Input material —
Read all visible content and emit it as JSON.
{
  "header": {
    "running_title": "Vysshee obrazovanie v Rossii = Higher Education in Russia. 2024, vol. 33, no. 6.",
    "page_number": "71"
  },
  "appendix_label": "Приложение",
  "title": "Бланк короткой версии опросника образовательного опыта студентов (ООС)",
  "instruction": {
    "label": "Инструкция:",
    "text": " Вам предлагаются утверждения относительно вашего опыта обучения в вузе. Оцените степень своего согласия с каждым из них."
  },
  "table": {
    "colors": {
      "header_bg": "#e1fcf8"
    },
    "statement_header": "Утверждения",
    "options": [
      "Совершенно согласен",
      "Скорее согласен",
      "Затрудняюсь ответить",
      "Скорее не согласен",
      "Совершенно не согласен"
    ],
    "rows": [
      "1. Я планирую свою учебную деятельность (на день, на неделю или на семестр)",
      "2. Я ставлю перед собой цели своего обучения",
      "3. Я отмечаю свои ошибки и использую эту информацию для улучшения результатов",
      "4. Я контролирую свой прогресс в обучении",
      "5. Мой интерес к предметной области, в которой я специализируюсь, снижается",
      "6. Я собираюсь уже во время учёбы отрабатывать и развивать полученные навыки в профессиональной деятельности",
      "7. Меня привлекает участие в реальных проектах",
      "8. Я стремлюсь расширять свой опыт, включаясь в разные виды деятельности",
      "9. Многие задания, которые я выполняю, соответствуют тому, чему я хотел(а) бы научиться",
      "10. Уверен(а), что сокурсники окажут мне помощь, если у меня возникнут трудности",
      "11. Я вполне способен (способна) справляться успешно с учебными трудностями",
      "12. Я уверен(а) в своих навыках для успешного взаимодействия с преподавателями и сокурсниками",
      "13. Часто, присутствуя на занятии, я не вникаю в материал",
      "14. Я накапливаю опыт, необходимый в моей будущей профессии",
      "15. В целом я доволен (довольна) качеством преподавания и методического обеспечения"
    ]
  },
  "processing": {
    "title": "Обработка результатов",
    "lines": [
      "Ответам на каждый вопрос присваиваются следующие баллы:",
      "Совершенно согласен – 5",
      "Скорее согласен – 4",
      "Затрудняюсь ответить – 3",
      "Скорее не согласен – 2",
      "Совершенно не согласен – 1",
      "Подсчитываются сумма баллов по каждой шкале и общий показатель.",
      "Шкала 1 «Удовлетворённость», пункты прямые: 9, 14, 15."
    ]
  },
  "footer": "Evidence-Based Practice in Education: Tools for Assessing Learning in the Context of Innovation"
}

Stated task — Say the number of lines in the listing that hold "результатов", with no added words.

Written solution — 2